DOCUMENT TEXT –
=======
I've had the ggg mxr board laying around for a while half built.  I planned to use it on my couch/desk top console style with toggles like you're suggesting with a few other circuits but I may put that in a smaller travel style enclosure if you're planning to release something with more features and tabletop appropriate.  I'd also be into something like that for sure.


----------



## Cucurbitam0schata

Now I'm gonna need to make a thread about recommended headphones...


----------



## DAJE

My headphone setup is a UniCab into one of these, a $20 knockoff of a knockoff. Works, though, and sounds good.

I have no need for the XLR sockets or the mic level pot. The mono/stereo switch is useful, though - it's for the input, so it lets a stereo input through, or splits a mono input into two outs, one for each ear.  

It's not that loud - but that's a good thing, for a headphone amp. I usually have the level at about 70-80%. 

Only thing I dislike about it is that it takes 12V center positive power, so I have to be careful setting up and I can't just run it off my pedal power brick. 

I'd prefer toggles to footswitches, but maybe have options for either, so the builder can choose. Or at least make it so that it can be modded without much extra effort.


----------



## jjjimi84

Cucurbitam0schata said:


> Now I'm gonna need to make a thread about recommended headphones...


Well, that will be a giant rabbit hole.


----------



## zgrav

DAJE said:


> My headphone setup is a UniCab into one of these, a $20 knockoff of a knockoff. Works, though, and sounds good.
> 
> I have no need for the XLR sockets or the mic level pot. The mono/stereo switch is useful, though - it's for the input, so it lets a stereo input through, or splits a mono input into two outs, one for each ear.
> 
> It's not that loud - but that's a good thing, for a headphone amp. I usually have the level at about 70-80%.
> 
> Only thing I dislike about it is that it takes 12V center positive power, so I have to be careful setting up and I can't just run it off my pedal power brick.
=======
STORED DATA –
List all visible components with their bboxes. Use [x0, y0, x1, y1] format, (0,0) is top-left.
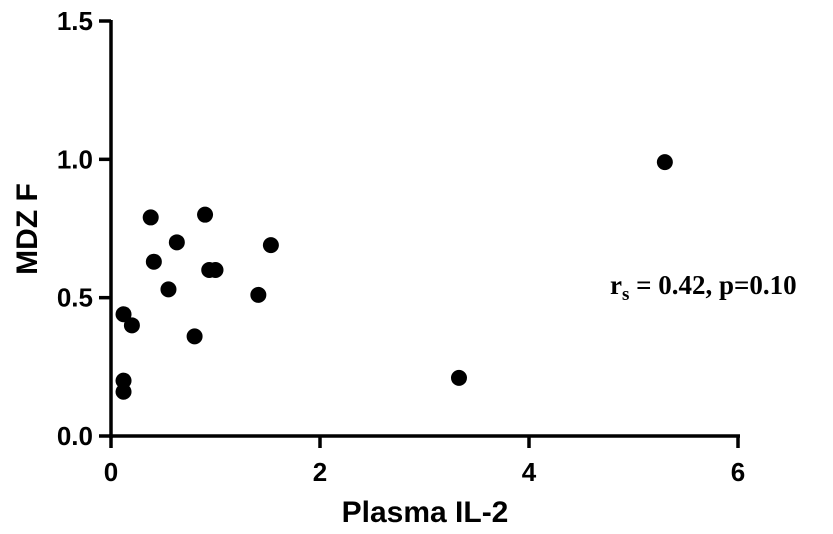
=======
WORK TO DO –
• 1. Output the part of the forum thread that opens with the words containing "I've had the" and closes with "that for sure.".
• 2. Rewrite the paragraph of the forum thread that begins "I'd prefer toggles to footswitches" as a short bulleted list that keeps its main points.
• 3. In the forum thread, what power does DAJE's headphone amp require?

SOLUTIONS TO THE PROBLEMS –
• 1.
I've had the ggg mxr board laying around for a while half built.  I planned to use it on my couch/desk top console style with toggles like you're suggesting with a few other circuits but I may put that in a smaller travel style enclosure if you're planning to release something with more features and tabletop appropriate.  I'd also be into something like that for sure.

• 2.
- Prefers toggles to footswitches.
- Suggests offering both options so the builder can choose.
- Failing that, make the design easy to mod without much extra effort.

• 3. 12V center positive power.